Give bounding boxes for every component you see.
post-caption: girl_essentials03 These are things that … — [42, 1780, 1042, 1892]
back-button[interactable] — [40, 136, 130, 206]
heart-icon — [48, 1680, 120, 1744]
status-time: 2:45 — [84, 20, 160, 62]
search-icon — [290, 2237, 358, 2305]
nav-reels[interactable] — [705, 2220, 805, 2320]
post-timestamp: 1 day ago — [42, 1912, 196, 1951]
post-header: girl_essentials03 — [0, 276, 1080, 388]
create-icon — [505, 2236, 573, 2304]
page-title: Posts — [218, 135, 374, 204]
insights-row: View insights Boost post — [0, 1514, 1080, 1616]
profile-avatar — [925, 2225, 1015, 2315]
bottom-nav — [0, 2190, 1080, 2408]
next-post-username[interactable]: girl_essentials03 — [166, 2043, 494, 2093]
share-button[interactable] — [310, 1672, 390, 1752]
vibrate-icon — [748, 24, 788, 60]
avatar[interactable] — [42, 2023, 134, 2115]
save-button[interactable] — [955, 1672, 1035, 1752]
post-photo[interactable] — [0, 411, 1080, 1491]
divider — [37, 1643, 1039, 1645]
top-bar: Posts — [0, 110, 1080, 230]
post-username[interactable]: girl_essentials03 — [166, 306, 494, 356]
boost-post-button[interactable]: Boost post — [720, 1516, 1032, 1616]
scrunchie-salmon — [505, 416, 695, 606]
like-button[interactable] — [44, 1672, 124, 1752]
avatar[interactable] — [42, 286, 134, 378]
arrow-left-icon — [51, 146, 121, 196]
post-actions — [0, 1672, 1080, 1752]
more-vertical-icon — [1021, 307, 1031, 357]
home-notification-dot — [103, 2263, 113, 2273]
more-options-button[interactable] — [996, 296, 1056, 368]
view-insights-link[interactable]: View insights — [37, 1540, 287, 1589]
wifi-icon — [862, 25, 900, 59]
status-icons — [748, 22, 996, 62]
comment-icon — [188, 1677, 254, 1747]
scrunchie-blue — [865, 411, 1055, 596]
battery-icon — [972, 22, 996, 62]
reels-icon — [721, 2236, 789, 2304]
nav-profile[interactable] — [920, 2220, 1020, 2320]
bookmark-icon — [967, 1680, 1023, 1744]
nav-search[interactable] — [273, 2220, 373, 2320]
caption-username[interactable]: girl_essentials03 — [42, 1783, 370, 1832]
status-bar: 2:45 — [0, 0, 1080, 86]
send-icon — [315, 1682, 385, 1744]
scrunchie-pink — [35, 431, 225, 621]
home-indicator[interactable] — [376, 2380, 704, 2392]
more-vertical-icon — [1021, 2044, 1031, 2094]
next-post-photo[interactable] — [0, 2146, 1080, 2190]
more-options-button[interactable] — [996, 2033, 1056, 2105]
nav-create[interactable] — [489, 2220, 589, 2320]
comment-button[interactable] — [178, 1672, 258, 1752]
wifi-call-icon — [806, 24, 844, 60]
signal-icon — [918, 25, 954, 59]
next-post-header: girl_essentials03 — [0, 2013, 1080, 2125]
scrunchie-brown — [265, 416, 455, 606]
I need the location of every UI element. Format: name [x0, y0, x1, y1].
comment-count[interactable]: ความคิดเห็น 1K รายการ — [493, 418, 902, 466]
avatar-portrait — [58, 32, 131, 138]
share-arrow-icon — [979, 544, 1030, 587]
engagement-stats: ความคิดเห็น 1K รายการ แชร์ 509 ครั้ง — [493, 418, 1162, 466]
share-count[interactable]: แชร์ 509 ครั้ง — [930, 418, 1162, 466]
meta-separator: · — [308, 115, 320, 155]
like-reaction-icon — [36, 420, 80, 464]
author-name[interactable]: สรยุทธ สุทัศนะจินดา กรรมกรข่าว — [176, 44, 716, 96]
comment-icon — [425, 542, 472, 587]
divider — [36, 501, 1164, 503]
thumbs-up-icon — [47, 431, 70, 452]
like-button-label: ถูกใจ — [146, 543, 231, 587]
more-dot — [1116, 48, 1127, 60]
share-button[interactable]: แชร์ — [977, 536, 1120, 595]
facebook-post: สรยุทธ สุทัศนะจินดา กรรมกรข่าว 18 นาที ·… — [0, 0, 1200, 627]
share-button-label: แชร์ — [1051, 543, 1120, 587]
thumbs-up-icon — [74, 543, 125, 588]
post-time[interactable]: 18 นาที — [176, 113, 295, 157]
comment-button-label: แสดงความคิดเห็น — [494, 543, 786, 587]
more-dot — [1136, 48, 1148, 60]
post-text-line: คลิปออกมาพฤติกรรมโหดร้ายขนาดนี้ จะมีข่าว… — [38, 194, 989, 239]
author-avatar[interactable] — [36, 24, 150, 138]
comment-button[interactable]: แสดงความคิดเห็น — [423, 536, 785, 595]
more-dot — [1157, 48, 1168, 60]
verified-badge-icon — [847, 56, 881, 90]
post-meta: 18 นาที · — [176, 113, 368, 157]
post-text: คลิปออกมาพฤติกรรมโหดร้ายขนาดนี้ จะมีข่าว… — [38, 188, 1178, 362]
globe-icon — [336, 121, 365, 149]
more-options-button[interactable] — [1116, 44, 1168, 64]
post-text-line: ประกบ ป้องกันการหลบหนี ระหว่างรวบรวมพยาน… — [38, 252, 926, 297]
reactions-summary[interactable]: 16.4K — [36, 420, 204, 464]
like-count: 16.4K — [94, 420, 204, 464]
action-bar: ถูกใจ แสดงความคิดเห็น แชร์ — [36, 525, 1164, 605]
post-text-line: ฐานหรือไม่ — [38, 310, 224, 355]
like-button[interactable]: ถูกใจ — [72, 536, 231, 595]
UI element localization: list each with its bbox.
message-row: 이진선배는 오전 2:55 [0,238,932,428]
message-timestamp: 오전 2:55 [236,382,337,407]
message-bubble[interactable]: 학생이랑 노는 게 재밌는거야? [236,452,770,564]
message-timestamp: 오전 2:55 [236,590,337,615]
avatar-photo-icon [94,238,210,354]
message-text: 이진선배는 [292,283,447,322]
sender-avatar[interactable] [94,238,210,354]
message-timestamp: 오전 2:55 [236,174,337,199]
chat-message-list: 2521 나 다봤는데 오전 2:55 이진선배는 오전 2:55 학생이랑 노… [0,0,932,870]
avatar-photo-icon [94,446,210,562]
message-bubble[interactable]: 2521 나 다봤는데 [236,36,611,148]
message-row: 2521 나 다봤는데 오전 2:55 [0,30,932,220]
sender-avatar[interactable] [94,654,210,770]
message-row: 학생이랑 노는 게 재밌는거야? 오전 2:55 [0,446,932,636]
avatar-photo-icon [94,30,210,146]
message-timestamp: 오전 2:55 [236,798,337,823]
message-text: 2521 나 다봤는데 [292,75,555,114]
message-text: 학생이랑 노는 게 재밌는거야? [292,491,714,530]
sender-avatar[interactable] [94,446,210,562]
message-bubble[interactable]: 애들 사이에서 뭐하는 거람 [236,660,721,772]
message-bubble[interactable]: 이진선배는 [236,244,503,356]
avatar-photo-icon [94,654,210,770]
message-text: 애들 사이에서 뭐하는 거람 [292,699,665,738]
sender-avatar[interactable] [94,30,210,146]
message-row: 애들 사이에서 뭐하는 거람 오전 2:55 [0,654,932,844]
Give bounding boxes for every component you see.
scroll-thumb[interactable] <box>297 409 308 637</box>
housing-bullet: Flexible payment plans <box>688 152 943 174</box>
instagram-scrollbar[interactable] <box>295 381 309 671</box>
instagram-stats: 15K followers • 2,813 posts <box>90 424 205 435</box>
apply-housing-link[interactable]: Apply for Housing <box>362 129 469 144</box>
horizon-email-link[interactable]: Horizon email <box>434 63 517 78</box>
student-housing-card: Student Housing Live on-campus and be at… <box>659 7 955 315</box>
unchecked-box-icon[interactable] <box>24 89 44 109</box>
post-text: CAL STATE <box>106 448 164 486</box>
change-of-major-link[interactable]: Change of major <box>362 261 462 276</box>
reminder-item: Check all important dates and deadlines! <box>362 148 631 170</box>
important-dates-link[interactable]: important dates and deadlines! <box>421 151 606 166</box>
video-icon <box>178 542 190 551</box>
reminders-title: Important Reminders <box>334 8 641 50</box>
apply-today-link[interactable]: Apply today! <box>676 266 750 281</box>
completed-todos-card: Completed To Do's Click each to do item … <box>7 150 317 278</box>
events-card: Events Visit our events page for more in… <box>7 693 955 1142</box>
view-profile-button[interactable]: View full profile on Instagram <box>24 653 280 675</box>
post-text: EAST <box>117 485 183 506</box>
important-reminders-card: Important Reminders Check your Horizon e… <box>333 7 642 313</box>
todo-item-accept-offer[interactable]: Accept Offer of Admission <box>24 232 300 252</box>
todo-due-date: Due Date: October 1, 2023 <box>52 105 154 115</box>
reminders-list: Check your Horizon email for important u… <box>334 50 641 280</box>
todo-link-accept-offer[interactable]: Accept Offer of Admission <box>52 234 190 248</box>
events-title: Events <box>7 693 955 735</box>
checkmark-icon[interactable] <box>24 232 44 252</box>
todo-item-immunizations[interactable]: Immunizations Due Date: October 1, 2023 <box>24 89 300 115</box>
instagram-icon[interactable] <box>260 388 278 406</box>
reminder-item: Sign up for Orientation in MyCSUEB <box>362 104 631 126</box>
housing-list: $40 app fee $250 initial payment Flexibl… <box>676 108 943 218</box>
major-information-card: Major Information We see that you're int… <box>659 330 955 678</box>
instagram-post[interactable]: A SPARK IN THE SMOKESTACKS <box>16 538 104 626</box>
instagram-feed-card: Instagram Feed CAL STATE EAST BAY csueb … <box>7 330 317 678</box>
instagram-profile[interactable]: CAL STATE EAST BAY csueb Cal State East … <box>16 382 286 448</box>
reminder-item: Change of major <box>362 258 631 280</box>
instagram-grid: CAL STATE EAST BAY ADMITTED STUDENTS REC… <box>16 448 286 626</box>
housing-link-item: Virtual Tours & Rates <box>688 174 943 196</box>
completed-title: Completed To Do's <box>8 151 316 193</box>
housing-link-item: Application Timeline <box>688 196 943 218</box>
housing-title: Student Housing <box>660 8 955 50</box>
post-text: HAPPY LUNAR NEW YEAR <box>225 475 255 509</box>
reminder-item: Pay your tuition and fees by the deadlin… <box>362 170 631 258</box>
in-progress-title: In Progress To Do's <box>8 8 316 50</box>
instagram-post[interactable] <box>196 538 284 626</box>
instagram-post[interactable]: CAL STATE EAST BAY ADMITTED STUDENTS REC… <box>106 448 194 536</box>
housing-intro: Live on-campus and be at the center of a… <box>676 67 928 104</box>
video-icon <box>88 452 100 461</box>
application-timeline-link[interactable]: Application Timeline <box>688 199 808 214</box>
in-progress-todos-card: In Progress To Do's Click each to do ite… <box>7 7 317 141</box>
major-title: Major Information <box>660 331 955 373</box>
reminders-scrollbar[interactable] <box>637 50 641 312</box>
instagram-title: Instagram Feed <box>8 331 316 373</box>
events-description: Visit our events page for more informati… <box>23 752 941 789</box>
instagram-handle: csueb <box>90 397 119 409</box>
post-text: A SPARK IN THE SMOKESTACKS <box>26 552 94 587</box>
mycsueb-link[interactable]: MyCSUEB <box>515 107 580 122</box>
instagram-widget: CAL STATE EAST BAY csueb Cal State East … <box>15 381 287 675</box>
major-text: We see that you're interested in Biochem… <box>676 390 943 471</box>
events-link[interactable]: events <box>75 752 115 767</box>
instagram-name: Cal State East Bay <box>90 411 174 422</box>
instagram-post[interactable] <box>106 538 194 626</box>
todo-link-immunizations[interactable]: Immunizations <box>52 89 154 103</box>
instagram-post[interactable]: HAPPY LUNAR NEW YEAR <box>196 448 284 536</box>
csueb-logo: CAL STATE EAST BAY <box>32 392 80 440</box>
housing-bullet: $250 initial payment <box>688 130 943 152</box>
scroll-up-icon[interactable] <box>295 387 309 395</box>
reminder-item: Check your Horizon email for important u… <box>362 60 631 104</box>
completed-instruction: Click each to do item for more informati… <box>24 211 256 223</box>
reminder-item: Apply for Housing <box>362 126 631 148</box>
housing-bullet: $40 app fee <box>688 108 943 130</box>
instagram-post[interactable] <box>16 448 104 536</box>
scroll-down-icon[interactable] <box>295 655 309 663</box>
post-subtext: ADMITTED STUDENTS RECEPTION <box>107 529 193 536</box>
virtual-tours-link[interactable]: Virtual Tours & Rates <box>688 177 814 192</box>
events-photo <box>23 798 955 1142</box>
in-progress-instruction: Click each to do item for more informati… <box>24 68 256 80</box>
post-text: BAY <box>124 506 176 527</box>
• • •
Aim of the exercise – Print the records from the start through the line containing "caption-username[interactable]: girl_essentials03 —", reproducing each line verbatim, including both end lines.

Finished answer –
Give bounding boxes for every component you see.
post-caption: girl_essentials03 These are things that … — [42, 1780, 1042, 1892]
back-button[interactable] — [40, 136, 130, 206]
heart-icon — [48, 1680, 120, 1744]
status-time: 2:45 — [84, 20, 160, 62]
search-icon — [290, 2237, 358, 2305]
nav-reels[interactable] — [705, 2220, 805, 2320]
post-timestamp: 1 day ago — [42, 1912, 196, 1951]
post-header: girl_essentials03 — [0, 276, 1080, 388]
create-icon — [505, 2236, 573, 2304]
page-title: Posts — [218, 135, 374, 204]
insights-row: View insights Boost post — [0, 1514, 1080, 1616]
profile-avatar — [925, 2225, 1015, 2315]
bottom-nav — [0, 2190, 1080, 2408]
next-post-username[interactable]: girl_essentials03 — [166, 2043, 494, 2093]
share-button[interactable] — [310, 1672, 390, 1752]
vibrate-icon — [748, 24, 788, 60]
avatar[interactable] — [42, 2023, 134, 2115]
save-button[interactable] — [955, 1672, 1035, 1752]
post-photo[interactable] — [0, 411, 1080, 1491]
divider — [37, 1643, 1039, 1645]
top-bar: Posts — [0, 110, 1080, 230]
post-username[interactable]: girl_essentials03 — [166, 306, 494, 356]
boost-post-button[interactable]: Boost post — [720, 1516, 1032, 1616]
scrunchie-salmon — [505, 416, 695, 606]
like-button[interactable] — [44, 1672, 124, 1752]
avatar[interactable] — [42, 286, 134, 378]
arrow-left-icon — [51, 146, 121, 196]
post-actions — [0, 1672, 1080, 1752]
more-vertical-icon — [1021, 307, 1031, 357]
home-notification-dot — [103, 2263, 113, 2273]
more-options-button[interactable] — [996, 296, 1056, 368]
view-insights-link[interactable]: View insights — [37, 1540, 287, 1589]
wifi-icon — [862, 25, 900, 59]
status-icons — [748, 22, 996, 62]
comment-icon — [188, 1677, 254, 1747]
scrunchie-blue — [865, 411, 1055, 596]
battery-icon — [972, 22, 996, 62]
reels-icon — [721, 2236, 789, 2304]
nav-profile[interactable] — [920, 2220, 1020, 2320]
bookmark-icon — [967, 1680, 1023, 1744]
nav-search[interactable] — [273, 2220, 373, 2320]
caption-username[interactable]: girl_essentials03 — [42, 1783, 370, 1832]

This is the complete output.